Data records:
□ □ □ □ □ □ □

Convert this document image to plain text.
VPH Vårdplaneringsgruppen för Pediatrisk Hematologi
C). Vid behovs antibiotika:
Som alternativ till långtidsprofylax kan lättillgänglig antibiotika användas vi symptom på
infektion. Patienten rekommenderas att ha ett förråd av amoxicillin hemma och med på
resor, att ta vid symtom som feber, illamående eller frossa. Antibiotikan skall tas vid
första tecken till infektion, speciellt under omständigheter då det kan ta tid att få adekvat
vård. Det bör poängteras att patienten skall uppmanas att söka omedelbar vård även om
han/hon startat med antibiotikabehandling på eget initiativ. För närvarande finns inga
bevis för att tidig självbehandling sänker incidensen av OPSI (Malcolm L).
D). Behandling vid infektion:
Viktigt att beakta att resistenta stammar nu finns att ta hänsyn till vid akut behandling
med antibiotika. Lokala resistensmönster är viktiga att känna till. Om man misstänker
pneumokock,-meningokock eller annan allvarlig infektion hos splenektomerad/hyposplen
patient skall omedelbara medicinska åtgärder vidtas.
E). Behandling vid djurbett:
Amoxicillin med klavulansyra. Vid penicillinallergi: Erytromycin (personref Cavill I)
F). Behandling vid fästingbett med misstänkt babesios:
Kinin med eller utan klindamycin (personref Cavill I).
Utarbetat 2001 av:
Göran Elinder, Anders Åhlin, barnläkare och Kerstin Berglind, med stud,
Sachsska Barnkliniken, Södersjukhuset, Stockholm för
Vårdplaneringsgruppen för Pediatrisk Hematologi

□ □ □ □ □ □ □

Would you reproduce the material above in full, exactly as given?

Convert this document image to plain text.
VPH Vårdplaneringsgruppen för Pediatrisk Hematologi
C). Vid behovs antibiotika:
Som alternativ till långtidsprofylax kan lättillgänglig antibiotika användas vi symptom på
infektion. Patienten rekommenderas att ha ett förråd av amoxicillin hemma och med på
resor, att ta vid symtom som feber, illamående eller frossa. Antibiotikan skall tas vid
första tecken till infektion, speciellt under omständigheter då det kan ta tid att få adekvat
vård. Det bör poängteras att patienten skall uppmanas att söka omedelbar vård även om
han/hon startat med antibiotikabehandling på eget initiativ. För närvarande finns inga
bevis för att tidig självbehandling sänker incidensen av OPSI (Malcolm L).
D). Behandling vid infektion:
Viktigt att beakta att resistenta stammar nu finns att ta hänsyn till vid akut behandling
med antibiotika. Lokala resistensmönster är viktiga att känna till. Om man misstänker
pneumokock,-meningokock eller annan allvarlig infektion hos splenektomerad/hyposplen
patient skall omedelbara medicinska åtgärder vidtas.
E). Behandling vid djurbett:
Amoxicillin med klavulansyra. Vid penicillinallergi: Erytromycin (personref Cavill I)
F). Behandling vid fästingbett med misstänkt babesios:
Kinin med eller utan klindamycin (personref Cavill I).
Utarbetat 2001 av:
Göran Elinder, Anders Åhlin, barnläkare och Kerstin Berglind, med stud,
Sachsska Barnkliniken, Södersjukhuset, Stockholm för
Vårdplaneringsgruppen för Pediatrisk Hematologi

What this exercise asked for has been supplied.